--- start ---

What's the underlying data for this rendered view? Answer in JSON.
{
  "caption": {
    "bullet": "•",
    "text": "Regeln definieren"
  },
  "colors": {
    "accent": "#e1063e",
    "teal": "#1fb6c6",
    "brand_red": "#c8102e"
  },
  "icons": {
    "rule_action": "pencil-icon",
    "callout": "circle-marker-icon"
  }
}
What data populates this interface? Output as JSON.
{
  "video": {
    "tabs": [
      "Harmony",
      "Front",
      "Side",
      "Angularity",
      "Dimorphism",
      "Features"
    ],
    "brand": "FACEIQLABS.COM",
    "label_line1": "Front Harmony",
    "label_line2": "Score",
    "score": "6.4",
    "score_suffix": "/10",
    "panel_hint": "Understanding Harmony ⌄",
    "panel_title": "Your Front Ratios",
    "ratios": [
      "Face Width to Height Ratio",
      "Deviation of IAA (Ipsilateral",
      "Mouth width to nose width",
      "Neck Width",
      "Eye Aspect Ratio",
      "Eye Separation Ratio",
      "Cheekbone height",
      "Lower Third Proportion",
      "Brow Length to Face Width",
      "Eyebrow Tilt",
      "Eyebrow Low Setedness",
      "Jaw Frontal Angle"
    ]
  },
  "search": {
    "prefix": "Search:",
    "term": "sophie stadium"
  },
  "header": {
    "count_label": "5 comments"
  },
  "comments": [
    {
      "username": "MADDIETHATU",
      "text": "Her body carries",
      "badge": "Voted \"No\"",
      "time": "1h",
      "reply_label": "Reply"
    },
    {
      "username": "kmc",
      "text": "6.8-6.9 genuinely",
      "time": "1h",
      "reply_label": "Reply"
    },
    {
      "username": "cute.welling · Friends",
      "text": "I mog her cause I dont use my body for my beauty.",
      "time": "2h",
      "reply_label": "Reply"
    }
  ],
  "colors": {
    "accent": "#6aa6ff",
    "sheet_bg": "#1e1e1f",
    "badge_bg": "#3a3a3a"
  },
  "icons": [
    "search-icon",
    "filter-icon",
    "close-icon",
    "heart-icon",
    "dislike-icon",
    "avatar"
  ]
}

--- end ---
--- start ---

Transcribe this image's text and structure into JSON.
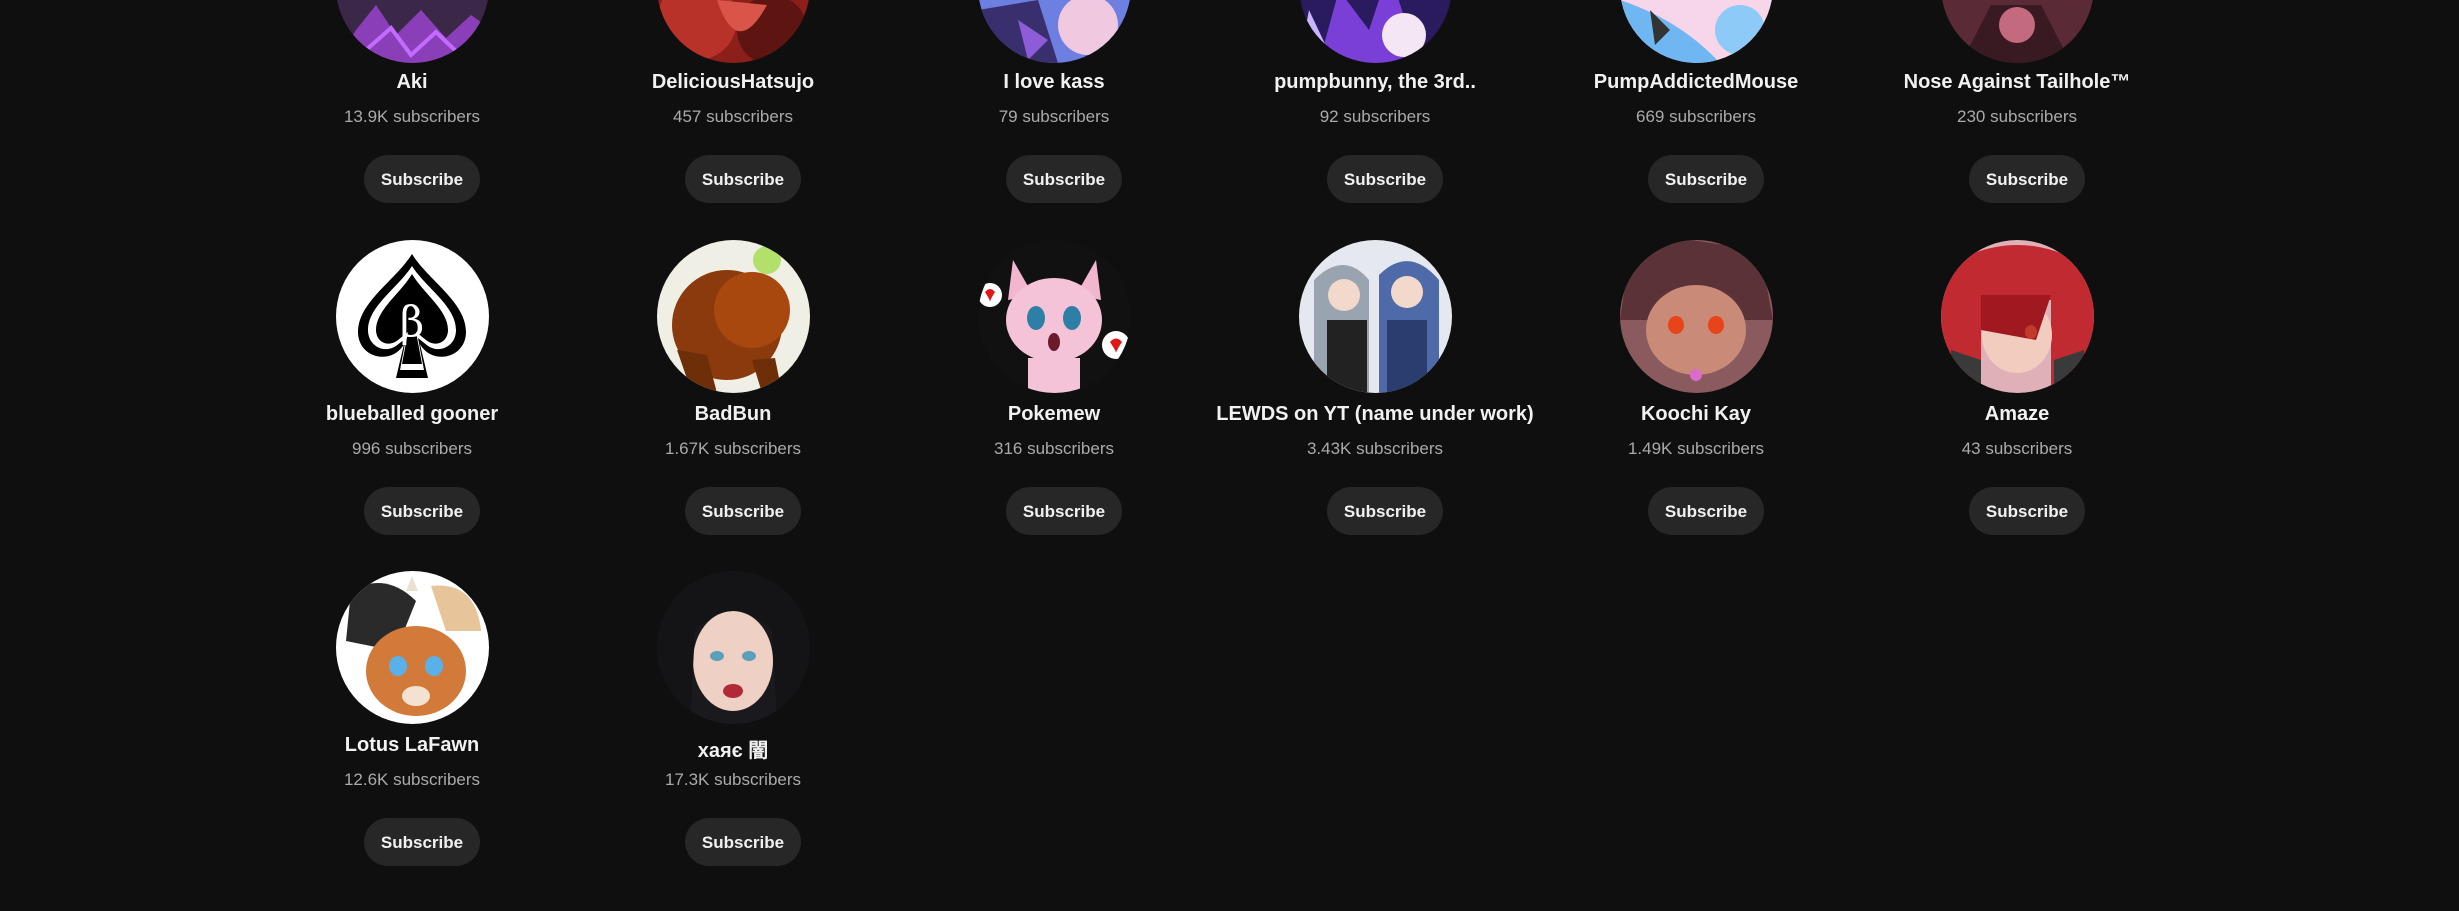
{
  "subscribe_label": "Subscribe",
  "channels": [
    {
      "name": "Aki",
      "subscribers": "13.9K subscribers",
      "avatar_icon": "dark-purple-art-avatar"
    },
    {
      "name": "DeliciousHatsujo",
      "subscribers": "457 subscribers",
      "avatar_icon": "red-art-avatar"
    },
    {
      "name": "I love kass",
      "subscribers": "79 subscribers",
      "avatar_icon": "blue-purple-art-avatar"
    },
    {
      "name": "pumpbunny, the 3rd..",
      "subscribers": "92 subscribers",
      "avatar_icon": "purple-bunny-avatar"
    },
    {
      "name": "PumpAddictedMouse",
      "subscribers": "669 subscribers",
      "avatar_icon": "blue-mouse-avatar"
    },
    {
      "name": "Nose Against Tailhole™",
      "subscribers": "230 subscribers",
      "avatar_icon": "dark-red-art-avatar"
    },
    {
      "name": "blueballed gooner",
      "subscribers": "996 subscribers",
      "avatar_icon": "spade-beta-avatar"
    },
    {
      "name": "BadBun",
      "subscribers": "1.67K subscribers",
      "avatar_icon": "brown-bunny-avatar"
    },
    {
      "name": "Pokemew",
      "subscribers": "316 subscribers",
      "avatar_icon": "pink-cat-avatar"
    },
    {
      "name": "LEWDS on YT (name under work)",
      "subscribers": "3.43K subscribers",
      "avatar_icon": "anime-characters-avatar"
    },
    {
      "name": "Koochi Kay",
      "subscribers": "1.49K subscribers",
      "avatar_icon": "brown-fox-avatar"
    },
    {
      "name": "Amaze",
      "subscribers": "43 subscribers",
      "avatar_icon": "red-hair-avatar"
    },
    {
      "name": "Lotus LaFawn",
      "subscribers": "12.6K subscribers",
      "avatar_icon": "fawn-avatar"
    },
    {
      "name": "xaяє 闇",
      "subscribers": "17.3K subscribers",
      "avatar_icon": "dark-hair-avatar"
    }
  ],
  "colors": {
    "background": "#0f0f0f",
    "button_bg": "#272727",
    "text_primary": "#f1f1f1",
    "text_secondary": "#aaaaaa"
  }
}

--- end ---

Work instructions - Report all lines of the material that contain the word "brown".

Output of the task -
      "avatar_icon": "brown-bunny-avatar"
      "avatar_icon": "brown-fox-avatar"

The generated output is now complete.